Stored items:

** START **

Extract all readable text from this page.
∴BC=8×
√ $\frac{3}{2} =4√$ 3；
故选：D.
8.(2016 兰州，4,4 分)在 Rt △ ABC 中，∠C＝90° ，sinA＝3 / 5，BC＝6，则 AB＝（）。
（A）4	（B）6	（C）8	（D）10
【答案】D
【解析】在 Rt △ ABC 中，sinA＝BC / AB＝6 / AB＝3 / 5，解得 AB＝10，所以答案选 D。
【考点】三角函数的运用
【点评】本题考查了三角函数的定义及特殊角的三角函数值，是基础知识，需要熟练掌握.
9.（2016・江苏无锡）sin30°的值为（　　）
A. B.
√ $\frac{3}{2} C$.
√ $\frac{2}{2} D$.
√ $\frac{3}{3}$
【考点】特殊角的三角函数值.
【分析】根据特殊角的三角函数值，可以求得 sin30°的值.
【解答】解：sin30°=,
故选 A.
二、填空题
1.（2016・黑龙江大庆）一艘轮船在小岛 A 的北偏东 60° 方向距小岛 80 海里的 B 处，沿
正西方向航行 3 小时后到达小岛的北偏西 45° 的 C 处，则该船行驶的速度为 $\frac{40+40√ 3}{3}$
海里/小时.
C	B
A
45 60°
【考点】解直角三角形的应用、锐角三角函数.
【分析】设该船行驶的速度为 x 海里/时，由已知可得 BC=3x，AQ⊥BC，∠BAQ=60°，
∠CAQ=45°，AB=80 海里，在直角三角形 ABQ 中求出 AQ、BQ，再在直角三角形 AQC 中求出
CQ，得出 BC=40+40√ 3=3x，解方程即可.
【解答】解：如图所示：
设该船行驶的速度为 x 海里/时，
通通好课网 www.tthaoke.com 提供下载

** END **

Task description> Repeat each of the entries above precisely as given.

Answer for the task>
Extract all readable text from this page.
∴BC=8×
√ $\frac{3}{2} =4√$ 3；
故选：D.
8.(2016 兰州，4,4 分)在 Rt △ ABC 中，∠C＝90° ，sinA＝3 / 5，BC＝6，则 AB＝（）。
（A）4	（B）6	（C）8	（D）10
【答案】D
【解析】在 Rt △ ABC 中，sinA＝BC / AB＝6 / AB＝3 / 5，解得 AB＝10，所以答案选 D。
【考点】三角函数的运用
【点评】本题考查了三角函数的定义及特殊角的三角函数值，是基础知识，需要熟练掌握.
9.（2016・江苏无锡）sin30°的值为（　　）
A. B.
√ $\frac{3}{2} C$.
√ $\frac{2}{2} D$.
√ $\frac{3}{3}$
【考点】特殊角的三角函数值.
【分析】根据特殊角的三角函数值，可以求得 sin30°的值.
【解答】解：sin30°=,
故选 A.
二、填空题
1.（2016・黑龙江大庆）一艘轮船在小岛 A 的北偏东 60° 方向距小岛 80 海里的 B 处，沿
正西方向航行 3 小时后到达小岛的北偏西 45° 的 C 处，则该船行驶的速度为 $\frac{40+40√ 3}{3}$
海里/小时.
C	B
A
45 60°
【考点】解直角三角形的应用、锐角三角函数.
【分析】设该船行驶的速度为 x 海里/时，由已知可得 BC=3x，AQ⊥BC，∠BAQ=60°，
∠CAQ=45°，AB=80 海里，在直角三角形 ABQ 中求出 AQ、BQ，再在直角三角形 AQC 中求出
CQ，得出 BC=40+40√ 3=3x，解方程即可.
【解答】解：如图所示：
设该船行驶的速度为 x 海里/时，
通通好课网 www.tthaoke.com 提供下载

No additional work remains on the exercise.